• **Source material**
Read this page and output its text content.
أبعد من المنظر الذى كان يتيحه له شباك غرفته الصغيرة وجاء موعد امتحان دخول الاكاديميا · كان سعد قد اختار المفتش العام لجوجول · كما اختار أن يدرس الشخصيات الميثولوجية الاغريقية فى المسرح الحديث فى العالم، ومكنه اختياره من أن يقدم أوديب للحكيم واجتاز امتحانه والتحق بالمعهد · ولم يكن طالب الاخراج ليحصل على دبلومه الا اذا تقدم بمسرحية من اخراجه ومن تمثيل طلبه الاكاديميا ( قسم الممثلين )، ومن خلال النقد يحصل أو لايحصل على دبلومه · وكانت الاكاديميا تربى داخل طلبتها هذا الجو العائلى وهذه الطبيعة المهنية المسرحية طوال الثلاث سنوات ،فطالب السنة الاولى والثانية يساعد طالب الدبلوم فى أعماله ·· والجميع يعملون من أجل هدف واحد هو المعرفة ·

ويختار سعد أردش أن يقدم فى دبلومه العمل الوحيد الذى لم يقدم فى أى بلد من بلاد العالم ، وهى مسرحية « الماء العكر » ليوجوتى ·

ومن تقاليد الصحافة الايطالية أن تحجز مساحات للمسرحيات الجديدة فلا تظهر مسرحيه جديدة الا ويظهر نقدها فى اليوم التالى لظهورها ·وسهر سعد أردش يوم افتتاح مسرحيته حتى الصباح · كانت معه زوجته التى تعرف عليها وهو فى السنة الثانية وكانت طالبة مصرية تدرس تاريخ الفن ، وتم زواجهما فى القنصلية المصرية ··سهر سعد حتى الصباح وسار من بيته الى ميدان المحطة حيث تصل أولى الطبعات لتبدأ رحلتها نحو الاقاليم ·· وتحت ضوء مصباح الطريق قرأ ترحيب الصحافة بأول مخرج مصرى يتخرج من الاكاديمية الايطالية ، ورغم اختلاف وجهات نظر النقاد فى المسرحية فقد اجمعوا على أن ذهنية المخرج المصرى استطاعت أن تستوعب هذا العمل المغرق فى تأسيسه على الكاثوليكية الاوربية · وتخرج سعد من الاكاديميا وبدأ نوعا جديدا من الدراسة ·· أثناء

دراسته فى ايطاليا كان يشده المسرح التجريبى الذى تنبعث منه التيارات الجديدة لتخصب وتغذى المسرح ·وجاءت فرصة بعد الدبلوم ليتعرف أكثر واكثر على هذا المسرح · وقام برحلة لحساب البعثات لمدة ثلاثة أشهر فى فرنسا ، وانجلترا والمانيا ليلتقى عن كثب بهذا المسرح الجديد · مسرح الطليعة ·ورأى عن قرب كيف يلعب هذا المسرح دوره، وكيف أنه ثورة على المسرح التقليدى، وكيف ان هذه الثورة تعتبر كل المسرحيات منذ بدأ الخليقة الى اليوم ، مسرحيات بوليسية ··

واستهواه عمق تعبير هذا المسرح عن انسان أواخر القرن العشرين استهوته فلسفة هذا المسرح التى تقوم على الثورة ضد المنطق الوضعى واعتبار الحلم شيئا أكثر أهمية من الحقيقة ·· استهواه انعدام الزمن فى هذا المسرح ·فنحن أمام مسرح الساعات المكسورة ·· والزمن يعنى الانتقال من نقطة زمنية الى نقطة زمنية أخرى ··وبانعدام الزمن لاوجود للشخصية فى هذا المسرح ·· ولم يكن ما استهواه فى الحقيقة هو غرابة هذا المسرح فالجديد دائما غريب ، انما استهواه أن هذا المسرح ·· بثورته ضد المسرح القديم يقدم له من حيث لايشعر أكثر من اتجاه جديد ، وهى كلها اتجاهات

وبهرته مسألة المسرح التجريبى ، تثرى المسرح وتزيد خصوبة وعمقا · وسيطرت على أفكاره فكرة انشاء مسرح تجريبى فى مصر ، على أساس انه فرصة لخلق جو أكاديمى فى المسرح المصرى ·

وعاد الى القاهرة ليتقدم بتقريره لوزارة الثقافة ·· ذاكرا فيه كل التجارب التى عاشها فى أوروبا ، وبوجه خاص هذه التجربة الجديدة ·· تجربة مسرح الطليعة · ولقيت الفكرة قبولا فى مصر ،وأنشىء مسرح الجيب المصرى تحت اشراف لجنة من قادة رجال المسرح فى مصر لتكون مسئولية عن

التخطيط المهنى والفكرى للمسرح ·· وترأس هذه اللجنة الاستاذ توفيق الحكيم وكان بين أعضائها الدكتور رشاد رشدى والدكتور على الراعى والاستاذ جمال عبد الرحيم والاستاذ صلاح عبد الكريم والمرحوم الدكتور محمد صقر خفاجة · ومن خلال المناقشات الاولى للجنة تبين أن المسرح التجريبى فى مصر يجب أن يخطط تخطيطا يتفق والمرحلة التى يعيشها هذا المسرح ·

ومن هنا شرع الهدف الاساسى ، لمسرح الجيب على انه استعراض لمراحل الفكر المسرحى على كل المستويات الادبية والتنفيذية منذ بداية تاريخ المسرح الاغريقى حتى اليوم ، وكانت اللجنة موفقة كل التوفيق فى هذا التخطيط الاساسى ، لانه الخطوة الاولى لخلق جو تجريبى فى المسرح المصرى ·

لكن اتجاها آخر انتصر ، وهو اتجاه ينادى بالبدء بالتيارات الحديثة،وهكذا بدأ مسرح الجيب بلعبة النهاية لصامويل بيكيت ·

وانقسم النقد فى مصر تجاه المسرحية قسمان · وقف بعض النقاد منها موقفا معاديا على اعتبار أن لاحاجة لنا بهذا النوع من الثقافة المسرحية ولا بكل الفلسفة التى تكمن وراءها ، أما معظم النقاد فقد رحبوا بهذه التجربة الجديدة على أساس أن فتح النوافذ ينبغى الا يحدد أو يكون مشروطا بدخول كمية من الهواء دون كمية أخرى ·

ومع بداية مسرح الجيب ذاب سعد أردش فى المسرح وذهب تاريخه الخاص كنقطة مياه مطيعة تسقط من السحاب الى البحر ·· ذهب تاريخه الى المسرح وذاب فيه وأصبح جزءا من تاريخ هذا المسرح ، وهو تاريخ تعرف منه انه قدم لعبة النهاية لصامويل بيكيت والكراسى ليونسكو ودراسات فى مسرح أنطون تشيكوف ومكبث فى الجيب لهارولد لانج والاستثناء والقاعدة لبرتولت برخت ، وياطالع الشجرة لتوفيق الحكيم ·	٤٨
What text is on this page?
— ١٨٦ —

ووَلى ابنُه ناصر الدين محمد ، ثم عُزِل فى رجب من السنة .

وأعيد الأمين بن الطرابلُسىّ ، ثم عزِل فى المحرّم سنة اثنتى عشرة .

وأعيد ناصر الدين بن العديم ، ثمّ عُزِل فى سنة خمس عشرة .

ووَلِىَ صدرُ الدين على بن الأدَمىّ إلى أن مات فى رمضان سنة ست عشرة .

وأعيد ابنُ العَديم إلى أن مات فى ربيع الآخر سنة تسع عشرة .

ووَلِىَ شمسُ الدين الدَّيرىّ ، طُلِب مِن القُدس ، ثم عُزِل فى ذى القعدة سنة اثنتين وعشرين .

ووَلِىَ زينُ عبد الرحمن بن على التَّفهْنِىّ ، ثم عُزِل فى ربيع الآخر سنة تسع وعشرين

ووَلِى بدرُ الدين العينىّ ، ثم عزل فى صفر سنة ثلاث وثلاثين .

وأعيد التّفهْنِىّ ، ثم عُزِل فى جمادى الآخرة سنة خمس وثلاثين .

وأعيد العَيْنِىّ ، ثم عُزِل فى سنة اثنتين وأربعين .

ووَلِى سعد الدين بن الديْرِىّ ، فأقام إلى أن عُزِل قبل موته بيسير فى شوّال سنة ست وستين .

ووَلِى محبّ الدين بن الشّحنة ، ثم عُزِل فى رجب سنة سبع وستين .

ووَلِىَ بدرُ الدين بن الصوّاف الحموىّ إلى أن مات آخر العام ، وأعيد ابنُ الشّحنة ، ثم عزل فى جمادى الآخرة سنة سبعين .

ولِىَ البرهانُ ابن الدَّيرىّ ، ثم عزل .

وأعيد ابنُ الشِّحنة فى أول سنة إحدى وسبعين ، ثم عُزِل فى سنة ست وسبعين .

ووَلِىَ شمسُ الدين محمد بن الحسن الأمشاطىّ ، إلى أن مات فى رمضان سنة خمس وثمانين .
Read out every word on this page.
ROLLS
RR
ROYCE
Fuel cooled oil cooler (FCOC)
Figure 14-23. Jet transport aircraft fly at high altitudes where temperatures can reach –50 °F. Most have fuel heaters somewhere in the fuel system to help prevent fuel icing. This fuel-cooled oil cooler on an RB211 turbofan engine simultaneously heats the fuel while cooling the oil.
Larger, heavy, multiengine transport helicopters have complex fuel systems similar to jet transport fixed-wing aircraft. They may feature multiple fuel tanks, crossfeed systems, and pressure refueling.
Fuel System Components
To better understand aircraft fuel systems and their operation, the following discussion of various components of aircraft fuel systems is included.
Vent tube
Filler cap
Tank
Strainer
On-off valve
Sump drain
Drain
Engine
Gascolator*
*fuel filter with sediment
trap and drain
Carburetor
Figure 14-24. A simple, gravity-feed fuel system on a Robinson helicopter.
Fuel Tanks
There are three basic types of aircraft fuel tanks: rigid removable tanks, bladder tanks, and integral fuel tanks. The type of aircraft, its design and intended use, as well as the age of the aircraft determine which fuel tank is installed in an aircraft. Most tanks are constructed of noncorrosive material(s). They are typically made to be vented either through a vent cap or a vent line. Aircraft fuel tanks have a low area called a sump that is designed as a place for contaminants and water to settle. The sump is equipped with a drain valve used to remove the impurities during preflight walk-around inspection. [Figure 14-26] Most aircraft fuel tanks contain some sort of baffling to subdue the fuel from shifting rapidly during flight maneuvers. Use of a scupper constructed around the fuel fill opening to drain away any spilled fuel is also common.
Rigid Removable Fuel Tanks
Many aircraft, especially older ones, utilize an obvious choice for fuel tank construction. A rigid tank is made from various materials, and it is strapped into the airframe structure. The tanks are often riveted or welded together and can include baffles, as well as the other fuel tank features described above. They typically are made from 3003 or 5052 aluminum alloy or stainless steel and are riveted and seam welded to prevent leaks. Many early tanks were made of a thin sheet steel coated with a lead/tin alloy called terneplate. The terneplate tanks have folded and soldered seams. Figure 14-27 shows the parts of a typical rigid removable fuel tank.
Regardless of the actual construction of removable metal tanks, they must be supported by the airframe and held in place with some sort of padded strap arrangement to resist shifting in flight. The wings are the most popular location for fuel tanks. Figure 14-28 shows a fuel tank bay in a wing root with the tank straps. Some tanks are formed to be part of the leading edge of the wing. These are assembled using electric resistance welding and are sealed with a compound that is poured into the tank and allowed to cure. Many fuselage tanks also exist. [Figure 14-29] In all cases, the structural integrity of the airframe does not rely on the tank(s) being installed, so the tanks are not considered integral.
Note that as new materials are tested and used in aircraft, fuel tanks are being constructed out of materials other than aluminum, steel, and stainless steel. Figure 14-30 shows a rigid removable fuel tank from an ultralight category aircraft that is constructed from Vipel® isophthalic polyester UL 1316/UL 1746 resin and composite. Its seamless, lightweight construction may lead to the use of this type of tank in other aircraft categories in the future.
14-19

• **Directions for this task**
Return every line from the records above that holds the word "العام".

• **Written response**
أبعد من المنظر الذى كان يتيحه له شباك غرفته الصغيرة وجاء موعد امتحان دخول الاكاديميا · كان سعد قد اختار المفتش العام لجوجول · كما اختار أن يدرس الشخصيات الميثولوجية الاغريقية فى المسرح الحديث فى العالم، ومكنه اختياره من أن يقدم أوديب للحكيم واجتاز امتحانه والتحق بالمعهد · ولم يكن طالب الاخراج ليحصل على دبلومه الا اذا تقدم بمسرحية من اخراجه ومن تمثيل طلبه الاكاديميا ( قسم الممثلين )، ومن خلال النقد يحصل أو لايحصل على دبلومه · وكانت الاكاديميا تربى داخل طلبتها هذا الجو العائلى وهذه الطبيعة المهنية المسرحية طوال الثلاث سنوات ،فطالب السنة الاولى والثانية يساعد طالب الدبلوم فى أعماله ·· والجميع يعملون من أجل هدف واحد هو المعرفة ·
ووَلِىَ بدرُ الدين بن الصوّاف الحموىّ إلى أن مات آخر العام ، وأعيد ابنُ الشّحنة ، ثم عزل فى جمادى الآخرة سنة سبعين .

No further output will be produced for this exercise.